_Directions for this task:_
Note each line of the listing that contains the string "name", and copy it.

_Records for this task:_

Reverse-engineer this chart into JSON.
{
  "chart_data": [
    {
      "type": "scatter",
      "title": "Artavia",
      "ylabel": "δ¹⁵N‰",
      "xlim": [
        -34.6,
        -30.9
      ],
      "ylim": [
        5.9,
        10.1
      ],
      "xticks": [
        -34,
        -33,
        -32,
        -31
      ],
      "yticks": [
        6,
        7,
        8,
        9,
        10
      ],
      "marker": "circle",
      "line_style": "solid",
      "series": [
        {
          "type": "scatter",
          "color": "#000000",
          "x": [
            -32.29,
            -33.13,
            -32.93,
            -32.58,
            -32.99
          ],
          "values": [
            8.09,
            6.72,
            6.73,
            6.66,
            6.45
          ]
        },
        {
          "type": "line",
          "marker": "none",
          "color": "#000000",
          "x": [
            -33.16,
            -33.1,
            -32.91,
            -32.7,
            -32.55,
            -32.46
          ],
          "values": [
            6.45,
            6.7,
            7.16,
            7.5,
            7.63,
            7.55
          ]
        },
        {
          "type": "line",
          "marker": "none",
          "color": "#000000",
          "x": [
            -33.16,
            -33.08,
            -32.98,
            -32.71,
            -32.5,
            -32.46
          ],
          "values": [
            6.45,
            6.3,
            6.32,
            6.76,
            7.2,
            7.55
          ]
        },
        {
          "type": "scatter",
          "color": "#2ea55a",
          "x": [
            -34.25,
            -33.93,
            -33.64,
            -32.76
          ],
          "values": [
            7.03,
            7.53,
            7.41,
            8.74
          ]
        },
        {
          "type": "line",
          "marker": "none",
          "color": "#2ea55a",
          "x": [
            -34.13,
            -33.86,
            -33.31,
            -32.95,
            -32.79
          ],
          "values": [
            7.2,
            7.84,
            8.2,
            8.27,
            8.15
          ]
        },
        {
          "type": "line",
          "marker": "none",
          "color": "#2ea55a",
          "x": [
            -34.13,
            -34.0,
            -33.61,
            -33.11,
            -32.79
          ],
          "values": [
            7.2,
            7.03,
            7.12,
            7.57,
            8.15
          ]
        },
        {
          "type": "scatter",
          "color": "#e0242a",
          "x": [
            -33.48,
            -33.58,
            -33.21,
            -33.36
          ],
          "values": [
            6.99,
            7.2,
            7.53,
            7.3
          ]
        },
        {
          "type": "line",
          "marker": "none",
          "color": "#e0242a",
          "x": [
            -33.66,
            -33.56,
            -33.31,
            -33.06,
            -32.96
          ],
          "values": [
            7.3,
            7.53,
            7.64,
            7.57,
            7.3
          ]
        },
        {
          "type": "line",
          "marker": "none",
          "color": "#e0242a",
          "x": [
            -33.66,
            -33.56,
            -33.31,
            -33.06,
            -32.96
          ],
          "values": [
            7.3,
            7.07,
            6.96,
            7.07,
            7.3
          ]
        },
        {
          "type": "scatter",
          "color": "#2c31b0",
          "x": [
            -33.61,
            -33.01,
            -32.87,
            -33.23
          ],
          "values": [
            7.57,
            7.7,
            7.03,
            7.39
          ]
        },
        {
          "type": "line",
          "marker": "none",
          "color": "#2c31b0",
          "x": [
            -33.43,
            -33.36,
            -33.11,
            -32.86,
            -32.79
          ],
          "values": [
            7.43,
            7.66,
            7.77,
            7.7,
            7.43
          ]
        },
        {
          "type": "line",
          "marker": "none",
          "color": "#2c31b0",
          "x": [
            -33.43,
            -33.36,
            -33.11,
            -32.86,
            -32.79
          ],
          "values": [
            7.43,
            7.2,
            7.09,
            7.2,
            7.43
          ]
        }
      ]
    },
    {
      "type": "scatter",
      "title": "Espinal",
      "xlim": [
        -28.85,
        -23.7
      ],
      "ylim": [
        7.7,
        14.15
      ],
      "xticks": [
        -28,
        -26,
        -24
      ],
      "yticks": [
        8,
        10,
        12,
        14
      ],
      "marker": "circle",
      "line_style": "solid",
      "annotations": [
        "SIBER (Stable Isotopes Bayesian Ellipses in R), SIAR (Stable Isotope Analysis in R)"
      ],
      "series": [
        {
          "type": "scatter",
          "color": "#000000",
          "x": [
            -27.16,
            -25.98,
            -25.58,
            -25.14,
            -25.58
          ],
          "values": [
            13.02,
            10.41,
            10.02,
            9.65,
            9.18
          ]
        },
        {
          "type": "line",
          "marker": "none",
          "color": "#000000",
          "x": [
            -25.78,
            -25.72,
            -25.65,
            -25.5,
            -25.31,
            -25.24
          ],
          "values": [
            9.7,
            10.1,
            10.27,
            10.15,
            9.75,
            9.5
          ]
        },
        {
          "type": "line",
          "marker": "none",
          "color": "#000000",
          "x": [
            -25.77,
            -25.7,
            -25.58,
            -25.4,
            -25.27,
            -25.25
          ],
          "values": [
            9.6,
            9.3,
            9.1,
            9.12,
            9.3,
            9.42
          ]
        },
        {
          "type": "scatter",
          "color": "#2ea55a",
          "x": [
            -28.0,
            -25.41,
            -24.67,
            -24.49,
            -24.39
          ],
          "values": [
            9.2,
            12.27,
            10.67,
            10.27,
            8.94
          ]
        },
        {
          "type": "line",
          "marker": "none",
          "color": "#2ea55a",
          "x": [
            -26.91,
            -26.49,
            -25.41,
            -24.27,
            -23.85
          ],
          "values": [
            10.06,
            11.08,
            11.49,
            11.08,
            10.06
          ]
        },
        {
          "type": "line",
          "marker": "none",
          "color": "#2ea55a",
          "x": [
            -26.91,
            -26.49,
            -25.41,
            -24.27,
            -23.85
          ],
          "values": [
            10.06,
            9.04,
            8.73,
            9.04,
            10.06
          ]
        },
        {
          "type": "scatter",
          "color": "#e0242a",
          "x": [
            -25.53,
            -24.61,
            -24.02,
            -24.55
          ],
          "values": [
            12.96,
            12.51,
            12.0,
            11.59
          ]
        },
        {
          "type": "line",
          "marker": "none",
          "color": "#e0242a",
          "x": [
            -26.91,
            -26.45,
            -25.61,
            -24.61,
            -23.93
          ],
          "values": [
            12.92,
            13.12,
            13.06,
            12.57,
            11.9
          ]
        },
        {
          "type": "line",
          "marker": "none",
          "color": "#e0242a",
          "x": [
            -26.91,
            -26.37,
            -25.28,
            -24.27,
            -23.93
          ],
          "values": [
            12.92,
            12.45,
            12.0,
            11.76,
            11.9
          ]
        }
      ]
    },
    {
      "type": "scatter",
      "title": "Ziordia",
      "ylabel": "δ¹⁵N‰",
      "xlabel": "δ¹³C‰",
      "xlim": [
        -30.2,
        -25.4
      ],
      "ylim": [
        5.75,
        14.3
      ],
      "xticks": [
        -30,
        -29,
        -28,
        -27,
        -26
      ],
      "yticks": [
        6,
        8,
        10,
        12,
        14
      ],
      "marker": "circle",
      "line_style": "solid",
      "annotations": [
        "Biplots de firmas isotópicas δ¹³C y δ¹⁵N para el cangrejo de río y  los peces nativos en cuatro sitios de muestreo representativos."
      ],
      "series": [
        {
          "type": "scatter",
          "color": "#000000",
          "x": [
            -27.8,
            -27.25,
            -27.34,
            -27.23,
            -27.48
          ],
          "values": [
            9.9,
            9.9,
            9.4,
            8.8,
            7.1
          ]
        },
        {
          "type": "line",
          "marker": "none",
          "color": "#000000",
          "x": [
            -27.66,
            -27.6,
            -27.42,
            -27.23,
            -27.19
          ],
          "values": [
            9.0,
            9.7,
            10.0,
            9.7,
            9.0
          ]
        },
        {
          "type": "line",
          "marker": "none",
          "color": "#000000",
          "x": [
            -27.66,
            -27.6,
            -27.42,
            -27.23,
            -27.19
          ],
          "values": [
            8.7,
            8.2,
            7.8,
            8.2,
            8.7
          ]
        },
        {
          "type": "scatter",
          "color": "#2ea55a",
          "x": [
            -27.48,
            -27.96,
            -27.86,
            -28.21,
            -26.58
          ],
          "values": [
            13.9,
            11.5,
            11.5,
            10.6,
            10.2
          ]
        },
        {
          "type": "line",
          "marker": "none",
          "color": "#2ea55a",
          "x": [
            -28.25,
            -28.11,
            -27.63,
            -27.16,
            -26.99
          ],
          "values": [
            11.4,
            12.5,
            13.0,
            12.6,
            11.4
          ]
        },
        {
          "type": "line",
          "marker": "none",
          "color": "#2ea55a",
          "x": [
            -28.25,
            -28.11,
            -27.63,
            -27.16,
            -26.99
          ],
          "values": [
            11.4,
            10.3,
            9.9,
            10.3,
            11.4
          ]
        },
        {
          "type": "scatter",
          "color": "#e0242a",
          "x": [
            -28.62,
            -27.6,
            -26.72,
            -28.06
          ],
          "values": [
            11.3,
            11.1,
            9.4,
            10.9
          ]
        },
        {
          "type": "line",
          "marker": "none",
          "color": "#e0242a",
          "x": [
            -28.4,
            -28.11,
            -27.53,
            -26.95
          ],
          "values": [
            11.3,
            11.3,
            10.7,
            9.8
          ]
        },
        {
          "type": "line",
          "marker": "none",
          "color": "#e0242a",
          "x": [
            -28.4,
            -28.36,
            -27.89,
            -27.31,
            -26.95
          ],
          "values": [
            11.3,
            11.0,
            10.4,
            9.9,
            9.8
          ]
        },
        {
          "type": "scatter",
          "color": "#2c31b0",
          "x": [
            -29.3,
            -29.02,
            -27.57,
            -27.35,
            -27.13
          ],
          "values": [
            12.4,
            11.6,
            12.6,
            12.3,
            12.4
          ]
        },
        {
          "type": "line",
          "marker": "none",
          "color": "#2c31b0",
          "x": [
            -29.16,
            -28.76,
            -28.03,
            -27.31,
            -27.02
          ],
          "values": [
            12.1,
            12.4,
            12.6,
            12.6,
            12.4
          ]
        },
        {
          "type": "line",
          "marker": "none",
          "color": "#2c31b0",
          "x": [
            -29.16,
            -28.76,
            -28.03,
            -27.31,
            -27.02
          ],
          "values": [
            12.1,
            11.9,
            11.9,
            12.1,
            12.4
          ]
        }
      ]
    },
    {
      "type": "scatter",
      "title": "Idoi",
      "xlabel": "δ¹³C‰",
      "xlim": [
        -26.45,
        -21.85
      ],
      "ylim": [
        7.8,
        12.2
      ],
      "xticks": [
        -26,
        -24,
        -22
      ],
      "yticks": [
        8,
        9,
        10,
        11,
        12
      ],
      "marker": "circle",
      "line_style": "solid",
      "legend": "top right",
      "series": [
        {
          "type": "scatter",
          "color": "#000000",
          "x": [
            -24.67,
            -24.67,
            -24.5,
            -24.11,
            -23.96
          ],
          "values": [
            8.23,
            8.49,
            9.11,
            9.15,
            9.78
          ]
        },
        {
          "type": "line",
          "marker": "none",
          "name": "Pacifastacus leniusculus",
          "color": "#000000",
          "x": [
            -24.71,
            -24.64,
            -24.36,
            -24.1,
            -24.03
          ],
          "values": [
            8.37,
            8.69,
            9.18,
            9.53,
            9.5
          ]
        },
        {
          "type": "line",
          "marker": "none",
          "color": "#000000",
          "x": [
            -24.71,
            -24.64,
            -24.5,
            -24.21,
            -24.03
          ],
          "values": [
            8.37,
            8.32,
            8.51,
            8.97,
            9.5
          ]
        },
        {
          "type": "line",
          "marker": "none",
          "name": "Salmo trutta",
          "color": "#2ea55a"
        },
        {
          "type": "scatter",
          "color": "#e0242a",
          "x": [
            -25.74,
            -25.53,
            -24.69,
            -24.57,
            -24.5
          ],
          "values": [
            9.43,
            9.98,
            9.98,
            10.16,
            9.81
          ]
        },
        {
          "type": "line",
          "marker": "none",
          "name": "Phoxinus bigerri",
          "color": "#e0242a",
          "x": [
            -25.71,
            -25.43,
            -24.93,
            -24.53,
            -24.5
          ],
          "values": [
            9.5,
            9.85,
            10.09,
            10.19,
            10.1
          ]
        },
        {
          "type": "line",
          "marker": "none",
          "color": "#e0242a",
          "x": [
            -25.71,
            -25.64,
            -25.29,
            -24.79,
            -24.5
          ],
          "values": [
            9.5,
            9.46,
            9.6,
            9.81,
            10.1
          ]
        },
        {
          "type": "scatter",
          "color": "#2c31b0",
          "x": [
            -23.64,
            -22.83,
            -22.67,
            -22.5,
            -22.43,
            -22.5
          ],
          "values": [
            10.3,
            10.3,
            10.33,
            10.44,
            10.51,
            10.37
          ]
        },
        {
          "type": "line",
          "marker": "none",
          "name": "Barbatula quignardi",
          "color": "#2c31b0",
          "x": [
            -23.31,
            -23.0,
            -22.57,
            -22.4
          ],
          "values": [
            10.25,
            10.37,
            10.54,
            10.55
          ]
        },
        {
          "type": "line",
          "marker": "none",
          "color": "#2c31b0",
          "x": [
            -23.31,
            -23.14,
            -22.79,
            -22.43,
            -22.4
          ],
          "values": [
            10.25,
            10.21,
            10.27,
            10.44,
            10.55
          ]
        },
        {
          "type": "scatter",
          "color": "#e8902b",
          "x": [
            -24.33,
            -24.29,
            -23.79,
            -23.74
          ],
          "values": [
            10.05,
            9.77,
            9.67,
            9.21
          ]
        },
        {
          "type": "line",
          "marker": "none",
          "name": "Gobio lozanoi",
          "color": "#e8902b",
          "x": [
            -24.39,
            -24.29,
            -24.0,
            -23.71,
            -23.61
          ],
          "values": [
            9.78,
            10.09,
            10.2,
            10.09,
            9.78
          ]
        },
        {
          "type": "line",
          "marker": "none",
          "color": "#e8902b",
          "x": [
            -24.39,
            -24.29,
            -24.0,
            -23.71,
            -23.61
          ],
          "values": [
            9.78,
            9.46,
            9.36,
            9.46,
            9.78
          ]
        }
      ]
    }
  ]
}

_Solution to this exercise:_
          "name": "Pacifastacus leniusculus",
          "name": "Salmo trutta",
          "name": "Phoxinus bigerri",
          "name": "Barbatula quignardi",
          "name": "Gobio lozanoi",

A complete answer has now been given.